[Collected data]
-=-=-

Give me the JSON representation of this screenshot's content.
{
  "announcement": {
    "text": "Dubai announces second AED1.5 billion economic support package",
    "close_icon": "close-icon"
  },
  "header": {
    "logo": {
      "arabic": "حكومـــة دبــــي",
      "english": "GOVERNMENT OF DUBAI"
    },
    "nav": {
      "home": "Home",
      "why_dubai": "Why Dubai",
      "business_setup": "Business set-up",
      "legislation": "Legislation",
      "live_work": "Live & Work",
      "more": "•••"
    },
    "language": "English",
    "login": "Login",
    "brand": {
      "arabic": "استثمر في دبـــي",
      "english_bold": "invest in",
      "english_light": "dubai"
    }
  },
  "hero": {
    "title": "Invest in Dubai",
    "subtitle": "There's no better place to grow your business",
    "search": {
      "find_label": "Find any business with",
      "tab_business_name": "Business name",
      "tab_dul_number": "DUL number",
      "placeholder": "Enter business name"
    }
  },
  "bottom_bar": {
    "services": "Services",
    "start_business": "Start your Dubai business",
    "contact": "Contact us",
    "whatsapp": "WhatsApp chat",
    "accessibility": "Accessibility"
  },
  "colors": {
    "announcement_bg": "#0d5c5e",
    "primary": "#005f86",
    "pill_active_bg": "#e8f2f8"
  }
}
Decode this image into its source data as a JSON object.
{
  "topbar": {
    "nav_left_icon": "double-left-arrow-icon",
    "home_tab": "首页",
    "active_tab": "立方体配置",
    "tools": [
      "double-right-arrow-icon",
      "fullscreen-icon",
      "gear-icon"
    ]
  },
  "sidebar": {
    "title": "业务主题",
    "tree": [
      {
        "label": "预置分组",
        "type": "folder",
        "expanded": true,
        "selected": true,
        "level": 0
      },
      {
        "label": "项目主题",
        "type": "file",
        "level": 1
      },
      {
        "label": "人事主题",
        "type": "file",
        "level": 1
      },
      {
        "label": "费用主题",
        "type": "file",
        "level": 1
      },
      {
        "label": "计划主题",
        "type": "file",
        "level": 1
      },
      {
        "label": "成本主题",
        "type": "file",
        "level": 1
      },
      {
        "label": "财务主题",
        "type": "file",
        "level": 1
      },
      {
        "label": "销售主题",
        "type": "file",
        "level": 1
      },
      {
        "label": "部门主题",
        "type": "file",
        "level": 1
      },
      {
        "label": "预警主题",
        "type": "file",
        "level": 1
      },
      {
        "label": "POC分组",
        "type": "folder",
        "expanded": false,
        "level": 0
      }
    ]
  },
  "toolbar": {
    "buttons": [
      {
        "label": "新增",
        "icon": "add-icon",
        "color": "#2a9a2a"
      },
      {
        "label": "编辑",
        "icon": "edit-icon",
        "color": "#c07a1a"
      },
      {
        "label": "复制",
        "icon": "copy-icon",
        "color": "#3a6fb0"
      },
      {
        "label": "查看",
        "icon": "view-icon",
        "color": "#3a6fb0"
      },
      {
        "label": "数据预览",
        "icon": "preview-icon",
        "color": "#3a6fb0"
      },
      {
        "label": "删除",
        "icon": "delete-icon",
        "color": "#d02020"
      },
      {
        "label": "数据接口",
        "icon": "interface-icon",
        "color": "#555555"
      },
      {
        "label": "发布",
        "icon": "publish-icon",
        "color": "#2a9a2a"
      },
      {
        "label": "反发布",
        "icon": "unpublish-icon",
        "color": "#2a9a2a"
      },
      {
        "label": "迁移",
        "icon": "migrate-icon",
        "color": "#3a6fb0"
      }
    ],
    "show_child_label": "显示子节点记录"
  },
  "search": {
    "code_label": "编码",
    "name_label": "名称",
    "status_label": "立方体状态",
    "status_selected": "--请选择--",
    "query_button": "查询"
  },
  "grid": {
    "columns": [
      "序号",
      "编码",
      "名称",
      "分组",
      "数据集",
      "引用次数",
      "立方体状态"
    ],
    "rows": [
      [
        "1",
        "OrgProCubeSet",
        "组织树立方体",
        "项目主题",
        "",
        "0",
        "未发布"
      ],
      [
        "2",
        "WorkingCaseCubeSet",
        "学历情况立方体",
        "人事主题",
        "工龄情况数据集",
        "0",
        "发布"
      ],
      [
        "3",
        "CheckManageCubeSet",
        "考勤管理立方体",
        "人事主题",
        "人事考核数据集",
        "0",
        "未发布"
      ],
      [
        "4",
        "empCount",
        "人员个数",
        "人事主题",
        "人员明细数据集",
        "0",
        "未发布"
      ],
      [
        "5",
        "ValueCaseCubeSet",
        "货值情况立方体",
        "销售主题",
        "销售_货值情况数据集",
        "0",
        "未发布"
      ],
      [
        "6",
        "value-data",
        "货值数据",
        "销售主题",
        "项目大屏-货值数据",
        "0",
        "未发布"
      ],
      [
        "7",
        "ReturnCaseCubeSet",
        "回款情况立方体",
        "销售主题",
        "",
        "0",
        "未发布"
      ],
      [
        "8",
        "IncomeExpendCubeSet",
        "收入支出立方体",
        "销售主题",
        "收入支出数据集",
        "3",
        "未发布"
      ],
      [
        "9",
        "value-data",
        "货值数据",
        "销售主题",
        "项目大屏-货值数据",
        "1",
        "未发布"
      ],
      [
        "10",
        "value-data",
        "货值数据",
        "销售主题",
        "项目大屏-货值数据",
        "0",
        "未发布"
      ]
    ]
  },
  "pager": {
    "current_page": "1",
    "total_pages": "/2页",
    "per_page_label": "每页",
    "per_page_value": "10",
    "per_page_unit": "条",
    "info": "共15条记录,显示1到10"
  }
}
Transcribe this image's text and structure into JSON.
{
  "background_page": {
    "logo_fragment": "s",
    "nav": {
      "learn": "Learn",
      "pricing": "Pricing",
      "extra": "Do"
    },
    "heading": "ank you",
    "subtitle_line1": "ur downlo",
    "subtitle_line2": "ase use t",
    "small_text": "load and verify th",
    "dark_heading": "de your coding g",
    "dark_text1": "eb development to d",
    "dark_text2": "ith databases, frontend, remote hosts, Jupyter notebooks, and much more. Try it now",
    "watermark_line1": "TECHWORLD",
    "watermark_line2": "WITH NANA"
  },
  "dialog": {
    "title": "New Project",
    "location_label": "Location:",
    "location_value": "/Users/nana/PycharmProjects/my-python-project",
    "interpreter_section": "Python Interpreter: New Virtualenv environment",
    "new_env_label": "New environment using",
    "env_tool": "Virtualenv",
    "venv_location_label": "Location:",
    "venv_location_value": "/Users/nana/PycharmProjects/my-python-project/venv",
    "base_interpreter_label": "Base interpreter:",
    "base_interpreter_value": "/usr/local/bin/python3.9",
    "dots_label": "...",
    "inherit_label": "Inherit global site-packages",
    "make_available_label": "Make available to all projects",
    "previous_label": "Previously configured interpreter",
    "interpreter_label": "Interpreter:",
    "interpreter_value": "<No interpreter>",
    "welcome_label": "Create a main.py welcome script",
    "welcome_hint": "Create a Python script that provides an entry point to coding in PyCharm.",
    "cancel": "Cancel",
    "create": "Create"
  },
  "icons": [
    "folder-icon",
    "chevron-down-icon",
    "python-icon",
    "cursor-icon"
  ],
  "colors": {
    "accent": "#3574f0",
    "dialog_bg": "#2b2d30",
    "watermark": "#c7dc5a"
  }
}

-=-=-

Output the records above in their entirety, exactly.

Give me the JSON representation of this screenshot's content.
{
  "announcement": {
    "text": "Dubai announces second AED1.5 billion economic support package",
    "close_icon": "close-icon"
  },
  "header": {
    "logo": {
      "arabic": "حكومـــة دبــــي",
      "english": "GOVERNMENT OF DUBAI"
    },
    "nav": {
      "home": "Home",
      "why_dubai": "Why Dubai",
      "business_setup": "Business set-up",
      "legislation": "Legislation",
      "live_work": "Live & Work",
      "more": "•••"
    },
    "language": "English",
    "login": "Login",
    "brand": {
      "arabic": "استثمر في دبـــي",
      "english_bold": "invest in",
      "english_light": "dubai"
    }
  },
  "hero": {
    "title": "Invest in Dubai",
    "subtitle": "There's no better place to grow your business",
    "search": {
      "find_label": "Find any business with",
      "tab_business_name": "Business name",
      "tab_dul_number": "DUL number",
      "placeholder": "Enter business name"
    }
  },
  "bottom_bar": {
    "services": "Services",
    "start_business": "Start your Dubai business",
    "contact": "Contact us",
    "whatsapp": "WhatsApp chat",
    "accessibility": "Accessibility"
  },
  "colors": {
    "announcement_bg": "#0d5c5e",
    "primary": "#005f86",
    "pill_active_bg": "#e8f2f8"
  }
}
Decode this image into its source data as a JSON object.
{
  "topbar": {
    "nav_left_icon": "double-left-arrow-icon",
    "home_tab": "首页",
    "active_tab": "立方体配置",
    "tools": [
      "double-right-arrow-icon",
      "fullscreen-icon",
      "gear-icon"
    ]
  },
  "sidebar": {
    "title": "业务主题",
    "tree": [
      {
        "label": "预置分组",
        "type": "folder",
        "expanded": true,
        "selected": true,
        "level": 0
      },
      {
        "label": "项目主题",
        "type": "file",
        "level": 1
      },
      {
        "label": "人事主题",
        "type": "file",
        "level": 1
      },
      {
        "label": "费用主题",
        "type": "file",
        "level": 1
      },
      {
        "label": "计划主题",
        "type": "file",
        "level": 1
      },
      {
        "label": "成本主题",
        "type": "file",
        "level": 1
      },
      {
        "label": "财务主题",
        "type": "file",
        "level": 1
      },
      {
        "label": "销售主题",
        "type": "file",
        "level": 1
      },
      {
        "label": "部门主题",
        "type": "file",
        "level": 1
      },
      {
        "label": "预警主题",
        "type": "file",
        "level": 1
      },
      {
        "label": "POC分组",
        "type": "folder",
        "expanded": false,
        "level": 0
      }
    ]
  },
  "toolbar": {
    "buttons": [
      {
        "label": "新增",
        "icon": "add-icon",
        "color": "#2a9a2a"
      },
      {
        "label": "编辑",
        "icon": "edit-icon",
        "color": "#c07a1a"
      },
      {
        "label": "复制",
        "icon": "copy-icon",
        "color": "#3a6fb0"
      },
      {
        "label": "查看",
        "icon": "view-icon",
        "color": "#3a6fb0"
      },
      {
        "label": "数据预览",
        "icon": "preview-icon",
        "color": "#3a6fb0"
      },
      {
        "label": "删除",
        "icon": "delete-icon",
        "color": "#d02020"
      },
      {
        "label": "数据接口",
        "icon": "interface-icon",
        "color": "#555555"
      },
      {
        "label": "发布",
        "icon": "publish-icon",
        "color": "#2a9a2a"
      },
      {
        "label": "反发布",
        "icon": "unpublish-icon",
        "color": "#2a9a2a"
      },
      {
        "label": "迁移",
        "icon": "migrate-icon",
        "color": "#3a6fb0"
      }
    ],
    "show_child_label": "显示子节点记录"
  },
  "search": {
    "code_label": "编码",
    "name_label": "名称",
    "status_label": "立方体状态",
    "status_selected": "--请选择--",
    "query_button": "查询"
  },
  "grid": {
    "columns": [
      "序号",
      "编码",
      "名称",
      "分组",
      "数据集",
      "引用次数",
      "立方体状态"
    ],
    "rows": [
      [
        "1",
        "OrgProCubeSet",
        "组织树立方体",
        "项目主题",
        "",
        "0",
        "未发布"
      ],
      [
        "2",
        "WorkingCaseCubeSet",
        "学历情况立方体",
        "人事主题",
        "工龄情况数据集",
        "0",
        "发布"
      ],
      [
        "3",
        "CheckManageCubeSet",
        "考勤管理立方体",
        "人事主题",
        "人事考核数据集",
        "0",
        "未发布"
      ],
      [
        "4",
        "empCount",
        "人员个数",
        "人事主题",
        "人员明细数据集",
        "0",
        "未发布"
      ],
      [
        "5",
        "ValueCaseCubeSet",
        "货值情况立方体",
        "销售主题",
        "销售_货值情况数据集",
        "0",
        "未发布"
      ],
      [
        "6",
        "value-data",
        "货值数据",
        "销售主题",
        "项目大屏-货值数据",
        "0",
        "未发布"
      ],
      [
        "7",
        "ReturnCaseCubeSet",
        "回款情况立方体",
        "销售主题",
        "",
        "0",
        "未发布"
      ],
      [
        "8",
        "IncomeExpendCubeSet",
        "收入支出立方体",
        "销售主题",
        "收入支出数据集",
        "3",
        "未发布"
      ],
      [
        "9",
        "value-data",
        "货值数据",
        "销售主题",
        "项目大屏-货值数据",
        "1",
        "未发布"
      ],
      [
        "10",
        "value-data",
        "货值数据",
        "销售主题",
        "项目大屏-货值数据",
        "0",
        "未发布"
      ]
    ]
  },
  "pager": {
    "current_page": "1",
    "total_pages": "/2页",
    "per_page_label": "每页",
    "per_page_value": "10",
    "per_page_unit": "条",
    "info": "共15条记录,显示1到10"
  }
}
Transcribe this image's text and structure into JSON.
{
  "background_page": {
    "logo_fragment": "s",
    "nav": {
      "learn": "Learn",
      "pricing": "Pricing",
      "extra": "Do"
    },
    "heading": "ank you",
    "subtitle_line1": "ur downlo",
    "subtitle_line2": "ase use t",
    "small_text": "load and verify th",
    "dark_heading": "de your coding g",
    "dark_text1": "eb development to d",
    "dark_text2": "ith databases, frontend, remote hosts, Jupyter notebooks, and much more. Try it now",
    "watermark_line1": "TECHWORLD",
    "watermark_line2": "WITH NANA"
  },
  "dialog": {
    "title": "New Project",
    "location_label": "Location:",
    "location_value": "/Users/nana/PycharmProjects/my-python-project",
    "interpreter_section": "Python Interpreter: New Virtualenv environment",
    "new_env_label": "New environment using",
    "env_tool": "Virtualenv",
    "venv_location_label": "Location:",
    "venv_location_value": "/Users/nana/PycharmProjects/my-python-project/venv",
    "base_interpreter_label": "Base interpreter:",
    "base_interpreter_value": "/usr/local/bin/python3.9",
    "dots_label": "...",
    "inherit_label": "Inherit global site-packages",
    "make_available_label": "Make available to all projects",
    "previous_label": "Previously configured interpreter",
    "interpreter_label": "Interpreter:",
    "interpreter_value": "<No interpreter>",
    "welcome_label": "Create a main.py welcome script",
    "welcome_hint": "Create a Python script that provides an entry point to coding in PyCharm.",
    "cancel": "Cancel",
    "create": "Create"
  },
  "icons": [
    "folder-icon",
    "chevron-down-icon",
    "python-icon",
    "cursor-icon"
  ],
  "colors": {
    "accent": "#3574f0",
    "dialog_bg": "#2b2d30",
    "watermark": "#c7dc5a"
  }
}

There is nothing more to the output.